(Document page transcription items)
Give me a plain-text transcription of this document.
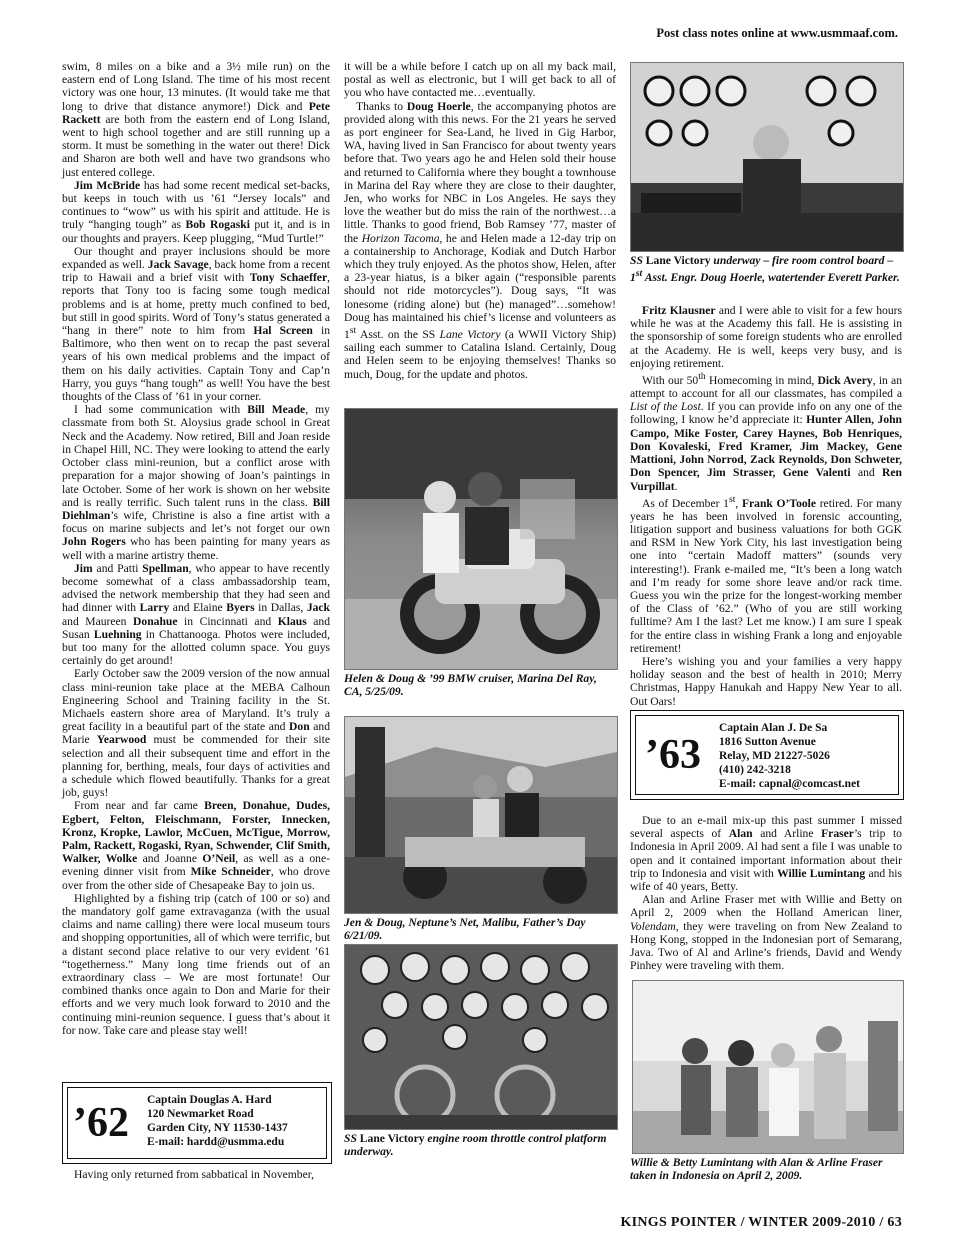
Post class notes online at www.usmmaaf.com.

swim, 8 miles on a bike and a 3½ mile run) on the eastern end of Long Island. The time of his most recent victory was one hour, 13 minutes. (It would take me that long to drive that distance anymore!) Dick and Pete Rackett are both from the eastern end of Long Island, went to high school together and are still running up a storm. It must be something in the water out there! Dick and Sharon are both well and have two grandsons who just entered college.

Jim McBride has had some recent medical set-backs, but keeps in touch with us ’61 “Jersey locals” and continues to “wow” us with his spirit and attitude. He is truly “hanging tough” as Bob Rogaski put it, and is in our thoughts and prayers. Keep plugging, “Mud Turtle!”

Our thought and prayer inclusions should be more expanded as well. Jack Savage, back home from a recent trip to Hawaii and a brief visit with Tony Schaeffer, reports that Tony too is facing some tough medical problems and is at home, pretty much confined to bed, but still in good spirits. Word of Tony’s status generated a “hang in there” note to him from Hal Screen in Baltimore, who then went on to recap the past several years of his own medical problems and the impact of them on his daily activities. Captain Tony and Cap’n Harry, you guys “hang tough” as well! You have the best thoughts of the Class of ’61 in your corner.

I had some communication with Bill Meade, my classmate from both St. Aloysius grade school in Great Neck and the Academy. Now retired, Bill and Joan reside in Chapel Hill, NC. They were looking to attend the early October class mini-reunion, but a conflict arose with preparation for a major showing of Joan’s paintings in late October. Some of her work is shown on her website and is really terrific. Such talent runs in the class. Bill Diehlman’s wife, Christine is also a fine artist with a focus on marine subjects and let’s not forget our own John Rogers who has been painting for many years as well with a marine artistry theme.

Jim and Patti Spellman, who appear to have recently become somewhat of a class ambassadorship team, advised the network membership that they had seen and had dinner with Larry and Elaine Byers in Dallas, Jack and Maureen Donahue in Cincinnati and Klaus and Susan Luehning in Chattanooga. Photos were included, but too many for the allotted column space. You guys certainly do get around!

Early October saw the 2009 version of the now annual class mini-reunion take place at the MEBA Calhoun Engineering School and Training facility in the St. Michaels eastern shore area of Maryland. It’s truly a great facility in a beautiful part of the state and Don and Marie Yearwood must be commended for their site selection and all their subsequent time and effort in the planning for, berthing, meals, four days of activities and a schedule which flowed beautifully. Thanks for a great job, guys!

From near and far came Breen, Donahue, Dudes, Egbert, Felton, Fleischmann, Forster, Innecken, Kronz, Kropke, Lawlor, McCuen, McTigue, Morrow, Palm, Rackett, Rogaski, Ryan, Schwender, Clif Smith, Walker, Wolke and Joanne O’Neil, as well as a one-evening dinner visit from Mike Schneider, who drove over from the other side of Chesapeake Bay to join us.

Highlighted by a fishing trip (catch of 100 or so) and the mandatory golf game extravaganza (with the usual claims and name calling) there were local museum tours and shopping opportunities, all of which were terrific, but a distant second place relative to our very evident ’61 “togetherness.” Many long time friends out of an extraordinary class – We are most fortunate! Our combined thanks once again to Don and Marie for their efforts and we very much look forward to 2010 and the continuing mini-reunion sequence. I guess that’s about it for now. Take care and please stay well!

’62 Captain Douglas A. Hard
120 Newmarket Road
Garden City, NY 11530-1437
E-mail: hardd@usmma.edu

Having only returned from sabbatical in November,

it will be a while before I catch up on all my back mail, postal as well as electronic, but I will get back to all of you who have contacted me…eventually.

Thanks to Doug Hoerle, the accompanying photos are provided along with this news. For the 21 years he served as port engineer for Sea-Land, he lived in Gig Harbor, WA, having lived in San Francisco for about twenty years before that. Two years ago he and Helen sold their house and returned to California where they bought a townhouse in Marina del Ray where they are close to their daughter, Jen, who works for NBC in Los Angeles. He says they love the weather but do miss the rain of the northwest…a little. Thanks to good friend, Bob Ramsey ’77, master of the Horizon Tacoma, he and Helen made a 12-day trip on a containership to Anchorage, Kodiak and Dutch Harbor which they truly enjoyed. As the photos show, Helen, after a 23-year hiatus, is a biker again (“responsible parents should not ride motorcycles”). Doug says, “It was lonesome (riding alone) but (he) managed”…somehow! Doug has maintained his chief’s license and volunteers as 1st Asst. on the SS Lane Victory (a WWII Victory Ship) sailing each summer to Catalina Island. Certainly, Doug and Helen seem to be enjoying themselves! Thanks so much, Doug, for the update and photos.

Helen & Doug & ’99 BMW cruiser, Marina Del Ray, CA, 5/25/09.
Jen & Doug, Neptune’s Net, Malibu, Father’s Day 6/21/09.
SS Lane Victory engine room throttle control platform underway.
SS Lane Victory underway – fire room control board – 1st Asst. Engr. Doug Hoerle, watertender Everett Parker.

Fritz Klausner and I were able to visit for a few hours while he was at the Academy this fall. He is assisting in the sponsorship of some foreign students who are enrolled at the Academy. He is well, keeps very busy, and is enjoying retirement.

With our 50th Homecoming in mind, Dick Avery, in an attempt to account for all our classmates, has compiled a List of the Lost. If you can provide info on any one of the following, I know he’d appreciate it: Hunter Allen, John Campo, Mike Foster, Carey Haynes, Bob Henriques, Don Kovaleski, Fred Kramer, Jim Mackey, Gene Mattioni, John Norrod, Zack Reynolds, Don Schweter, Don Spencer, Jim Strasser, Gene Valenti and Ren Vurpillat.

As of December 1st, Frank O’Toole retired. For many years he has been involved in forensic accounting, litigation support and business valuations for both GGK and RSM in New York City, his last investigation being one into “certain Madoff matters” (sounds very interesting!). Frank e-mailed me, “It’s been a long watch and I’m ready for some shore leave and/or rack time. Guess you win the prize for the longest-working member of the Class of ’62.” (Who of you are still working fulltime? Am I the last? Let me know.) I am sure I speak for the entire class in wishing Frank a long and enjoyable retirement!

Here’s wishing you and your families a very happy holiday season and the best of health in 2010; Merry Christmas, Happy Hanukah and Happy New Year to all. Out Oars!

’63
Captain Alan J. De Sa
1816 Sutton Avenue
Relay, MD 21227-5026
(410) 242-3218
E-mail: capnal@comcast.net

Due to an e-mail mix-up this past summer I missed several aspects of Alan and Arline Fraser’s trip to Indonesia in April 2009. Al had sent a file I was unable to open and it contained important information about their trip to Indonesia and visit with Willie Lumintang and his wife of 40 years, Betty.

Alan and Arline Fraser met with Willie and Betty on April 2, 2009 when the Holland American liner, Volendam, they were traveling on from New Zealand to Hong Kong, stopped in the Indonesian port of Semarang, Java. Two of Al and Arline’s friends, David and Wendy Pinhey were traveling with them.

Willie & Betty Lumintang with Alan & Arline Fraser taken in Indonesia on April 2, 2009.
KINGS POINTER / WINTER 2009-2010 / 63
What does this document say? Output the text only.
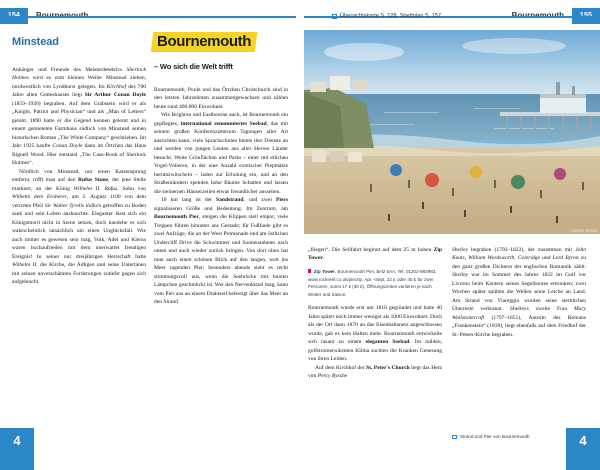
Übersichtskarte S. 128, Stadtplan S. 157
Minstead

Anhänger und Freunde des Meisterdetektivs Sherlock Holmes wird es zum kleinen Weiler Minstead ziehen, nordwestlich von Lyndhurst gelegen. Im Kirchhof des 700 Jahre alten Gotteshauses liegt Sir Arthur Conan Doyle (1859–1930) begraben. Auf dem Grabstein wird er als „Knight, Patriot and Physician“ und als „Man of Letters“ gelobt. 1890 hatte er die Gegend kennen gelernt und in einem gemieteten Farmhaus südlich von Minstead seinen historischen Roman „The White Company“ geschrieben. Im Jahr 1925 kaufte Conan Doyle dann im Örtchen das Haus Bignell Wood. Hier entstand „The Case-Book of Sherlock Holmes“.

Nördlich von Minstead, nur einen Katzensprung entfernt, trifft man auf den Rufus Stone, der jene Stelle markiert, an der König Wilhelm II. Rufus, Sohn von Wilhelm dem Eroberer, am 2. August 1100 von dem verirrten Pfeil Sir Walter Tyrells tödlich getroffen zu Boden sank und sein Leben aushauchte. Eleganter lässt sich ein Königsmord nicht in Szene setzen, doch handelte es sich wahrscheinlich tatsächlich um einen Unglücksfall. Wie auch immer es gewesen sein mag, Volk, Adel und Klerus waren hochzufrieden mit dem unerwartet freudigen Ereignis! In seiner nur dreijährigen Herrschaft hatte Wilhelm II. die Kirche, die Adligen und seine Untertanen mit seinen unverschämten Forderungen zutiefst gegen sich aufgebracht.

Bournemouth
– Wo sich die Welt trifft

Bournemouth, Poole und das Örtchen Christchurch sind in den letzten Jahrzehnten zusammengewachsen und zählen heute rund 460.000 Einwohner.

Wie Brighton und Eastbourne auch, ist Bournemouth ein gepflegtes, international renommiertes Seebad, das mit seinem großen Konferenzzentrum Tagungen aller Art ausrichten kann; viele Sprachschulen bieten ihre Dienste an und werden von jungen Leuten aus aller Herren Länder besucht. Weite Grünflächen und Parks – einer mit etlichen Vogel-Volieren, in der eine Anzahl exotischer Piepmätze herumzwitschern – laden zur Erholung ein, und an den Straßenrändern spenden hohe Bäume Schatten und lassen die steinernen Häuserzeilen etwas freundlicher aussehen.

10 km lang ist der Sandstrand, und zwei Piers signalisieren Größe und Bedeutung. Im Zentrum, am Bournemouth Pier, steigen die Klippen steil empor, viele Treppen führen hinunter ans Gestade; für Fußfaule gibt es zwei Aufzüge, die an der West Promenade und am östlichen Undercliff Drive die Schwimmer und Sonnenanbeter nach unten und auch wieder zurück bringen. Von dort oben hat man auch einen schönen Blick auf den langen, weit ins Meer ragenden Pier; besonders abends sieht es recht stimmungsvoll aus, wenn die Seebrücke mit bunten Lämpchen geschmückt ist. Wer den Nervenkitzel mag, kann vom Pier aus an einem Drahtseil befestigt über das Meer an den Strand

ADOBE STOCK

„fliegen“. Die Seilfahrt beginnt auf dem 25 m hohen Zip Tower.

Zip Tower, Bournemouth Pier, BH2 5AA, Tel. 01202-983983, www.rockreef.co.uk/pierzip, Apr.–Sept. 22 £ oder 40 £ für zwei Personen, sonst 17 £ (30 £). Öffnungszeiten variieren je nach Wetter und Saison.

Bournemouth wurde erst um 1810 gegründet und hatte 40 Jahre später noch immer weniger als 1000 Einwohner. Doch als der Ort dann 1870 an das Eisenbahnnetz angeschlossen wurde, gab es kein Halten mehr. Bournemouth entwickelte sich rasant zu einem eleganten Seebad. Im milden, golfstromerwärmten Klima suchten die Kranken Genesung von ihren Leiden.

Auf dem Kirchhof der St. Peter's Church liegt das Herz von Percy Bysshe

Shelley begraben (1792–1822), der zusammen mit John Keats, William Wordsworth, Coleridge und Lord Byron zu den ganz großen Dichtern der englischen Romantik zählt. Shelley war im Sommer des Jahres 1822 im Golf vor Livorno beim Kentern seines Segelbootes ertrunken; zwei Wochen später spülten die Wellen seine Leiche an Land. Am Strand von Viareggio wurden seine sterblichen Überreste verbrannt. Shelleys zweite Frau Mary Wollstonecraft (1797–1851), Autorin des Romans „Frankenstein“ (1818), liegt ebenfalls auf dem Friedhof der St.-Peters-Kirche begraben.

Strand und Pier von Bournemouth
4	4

- Problem description -
Copy out, in full, each line above that has the word "Arline" in it.

- Response -
Due to an e-mail mix-up this past summer I missed several aspects of Alan and Arline Fraser’s trip to Indonesia in April 2009. Al had sent a file I was unable to open and it contained important information about their trip to Indonesia and visit with Willie Lumintang and his wife of 40 years, Betty.
Alan and Arline Fraser met with Willie and Betty on April 2, 2009 when the Holland American liner, Volendam, they were traveling on from New Zealand to Hong Kong, stopped in the Indonesian port of Semarang, Java. Two of Al and Arline’s friends, David and Wendy Pinhey were traveling with them.
Willie & Betty Lumintang with Alan & Arline Fraser taken in Indonesia on April 2, 2009.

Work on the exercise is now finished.